Part of a data file
▼
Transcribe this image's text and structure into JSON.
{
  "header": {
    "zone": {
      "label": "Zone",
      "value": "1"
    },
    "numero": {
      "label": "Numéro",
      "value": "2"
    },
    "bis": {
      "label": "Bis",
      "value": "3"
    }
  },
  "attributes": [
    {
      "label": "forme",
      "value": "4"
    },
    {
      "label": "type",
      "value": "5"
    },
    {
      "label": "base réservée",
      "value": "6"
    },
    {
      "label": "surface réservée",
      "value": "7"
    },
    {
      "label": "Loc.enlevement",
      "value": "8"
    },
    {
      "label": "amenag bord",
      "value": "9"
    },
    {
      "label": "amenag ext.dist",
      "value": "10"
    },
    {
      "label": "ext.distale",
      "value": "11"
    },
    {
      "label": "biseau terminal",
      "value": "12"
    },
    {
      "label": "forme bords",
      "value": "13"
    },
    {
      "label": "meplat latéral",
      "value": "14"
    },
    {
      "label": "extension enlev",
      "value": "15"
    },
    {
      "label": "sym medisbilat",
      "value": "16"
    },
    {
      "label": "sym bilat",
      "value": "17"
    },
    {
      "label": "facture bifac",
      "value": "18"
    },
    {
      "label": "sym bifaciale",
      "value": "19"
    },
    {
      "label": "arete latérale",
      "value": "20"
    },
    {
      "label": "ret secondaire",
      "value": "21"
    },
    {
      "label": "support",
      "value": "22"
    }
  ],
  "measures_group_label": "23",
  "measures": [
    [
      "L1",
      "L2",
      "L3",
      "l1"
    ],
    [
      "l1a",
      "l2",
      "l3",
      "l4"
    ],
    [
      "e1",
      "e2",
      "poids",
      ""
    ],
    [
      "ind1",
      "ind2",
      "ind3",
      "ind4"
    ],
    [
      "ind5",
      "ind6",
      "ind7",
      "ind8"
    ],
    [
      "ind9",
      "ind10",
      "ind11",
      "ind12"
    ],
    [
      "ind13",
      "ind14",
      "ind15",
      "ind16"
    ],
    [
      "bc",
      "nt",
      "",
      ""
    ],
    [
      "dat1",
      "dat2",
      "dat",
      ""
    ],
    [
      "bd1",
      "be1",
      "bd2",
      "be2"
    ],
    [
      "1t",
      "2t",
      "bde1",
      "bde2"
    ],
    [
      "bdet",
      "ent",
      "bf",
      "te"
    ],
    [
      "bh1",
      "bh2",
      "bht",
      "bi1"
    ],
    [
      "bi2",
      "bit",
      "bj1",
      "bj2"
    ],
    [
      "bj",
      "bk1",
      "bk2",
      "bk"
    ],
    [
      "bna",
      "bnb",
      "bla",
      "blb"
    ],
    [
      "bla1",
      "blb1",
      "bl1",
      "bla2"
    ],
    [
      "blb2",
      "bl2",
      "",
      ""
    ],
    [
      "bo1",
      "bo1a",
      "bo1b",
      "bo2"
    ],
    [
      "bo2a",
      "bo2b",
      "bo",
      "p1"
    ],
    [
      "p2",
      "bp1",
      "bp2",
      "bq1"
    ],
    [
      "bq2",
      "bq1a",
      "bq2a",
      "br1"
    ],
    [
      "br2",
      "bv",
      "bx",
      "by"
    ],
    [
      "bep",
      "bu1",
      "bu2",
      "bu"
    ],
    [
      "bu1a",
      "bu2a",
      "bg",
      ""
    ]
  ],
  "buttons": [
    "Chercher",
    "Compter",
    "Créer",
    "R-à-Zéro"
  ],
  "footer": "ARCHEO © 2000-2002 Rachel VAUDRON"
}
▲
Print out every entry, keeping each one exact.

_Response for this exercise_:
Transcribe this image's text and structure into JSON.
{
  "header": {
    "zone": {
      "label": "Zone",
      "value": "1"
    },
    "numero": {
      "label": "Numéro",
      "value": "2"
    },
    "bis": {
      "label": "Bis",
      "value": "3"
    }
  },
  "attributes": [
    {
      "label": "forme",
      "value": "4"
    },
    {
      "label": "type",
      "value": "5"
    },
    {
      "label": "base réservée",
      "value": "6"
    },
    {
      "label": "surface réservée",
      "value": "7"
    },
    {
      "label": "Loc.enlevement",
      "value": "8"
    },
    {
      "label": "amenag bord",
      "value": "9"
    },
    {
      "label": "amenag ext.dist",
      "value": "10"
    },
    {
      "label": "ext.distale",
      "value": "11"
    },
    {
      "label": "biseau terminal",
      "value": "12"
    },
    {
      "label": "forme bords",
      "value": "13"
    },
    {
      "label": "meplat latéral",
      "value": "14"
    },
    {
      "label": "extension enlev",
      "value": "15"
    },
    {
      "label": "sym medisbilat",
      "value": "16"
    },
    {
      "label": "sym bilat",
      "value": "17"
    },
    {
      "label": "facture bifac",
      "value": "18"
    },
    {
      "label": "sym bifaciale",
      "value": "19"
    },
    {
      "label": "arete latérale",
      "value": "20"
    },
    {
      "label": "ret secondaire",
      "value": "21"
    },
    {
      "label": "support",
      "value": "22"
    }
  ],
  "measures_group_label": "23",
  "measures": [
    [
      "L1",
      "L2",
      "L3",
      "l1"
    ],
    [
      "l1a",
      "l2",
      "l3",
      "l4"
    ],
    [
      "e1",
      "e2",
      "poids",
      ""
    ],
    [
      "ind1",
      "ind2",
      "ind3",
      "ind4"
    ],
    [
      "ind5",
      "ind6",
      "ind7",
      "ind8"
    ],
    [
      "ind9",
      "ind10",
      "ind11",
      "ind12"
    ],
    [
      "ind13",
      "ind14",
      "ind15",
      "ind16"
    ],
    [
      "bc",
      "nt",
      "",
      ""
    ],
    [
      "dat1",
      "dat2",
      "dat",
      ""
    ],
    [
      "bd1",
      "be1",
      "bd2",
      "be2"
    ],
    [
      "1t",
      "2t",
      "bde1",
      "bde2"
    ],
    [
      "bdet",
      "ent",
      "bf",
      "te"
    ],
    [
      "bh1",
      "bh2",
      "bht",
      "bi1"
    ],
    [
      "bi2",
      "bit",
      "bj1",
      "bj2"
    ],
    [
      "bj",
      "bk1",
      "bk2",
      "bk"
    ],
    [
      "bna",
      "bnb",
      "bla",
      "blb"
    ],
    [
      "bla1",
      "blb1",
      "bl1",
      "bla2"
    ],
    [
      "blb2",
      "bl2",
      "",
      ""
    ],
    [
      "bo1",
      "bo1a",
      "bo1b",
      "bo2"
    ],
    [
      "bo2a",
      "bo2b",
      "bo",
      "p1"
    ],
    [
      "p2",
      "bp1",
      "bp2",
      "bq1"
    ],
    [
      "bq2",
      "bq1a",
      "bq2a",
      "br1"
    ],
    [
      "br2",
      "bv",
      "bx",
      "by"
    ],
    [
      "bep",
      "bu1",
      "bu2",
      "bu"
    ],
    [
      "bu1a",
      "bu2a",
      "bg",
      ""
    ]
  ],
  "buttons": [
    "Chercher",
    "Compter",
    "Créer",
    "R-à-Zéro"
  ],
  "footer": "ARCHEO © 2000-2002 Rachel VAUDRON"
}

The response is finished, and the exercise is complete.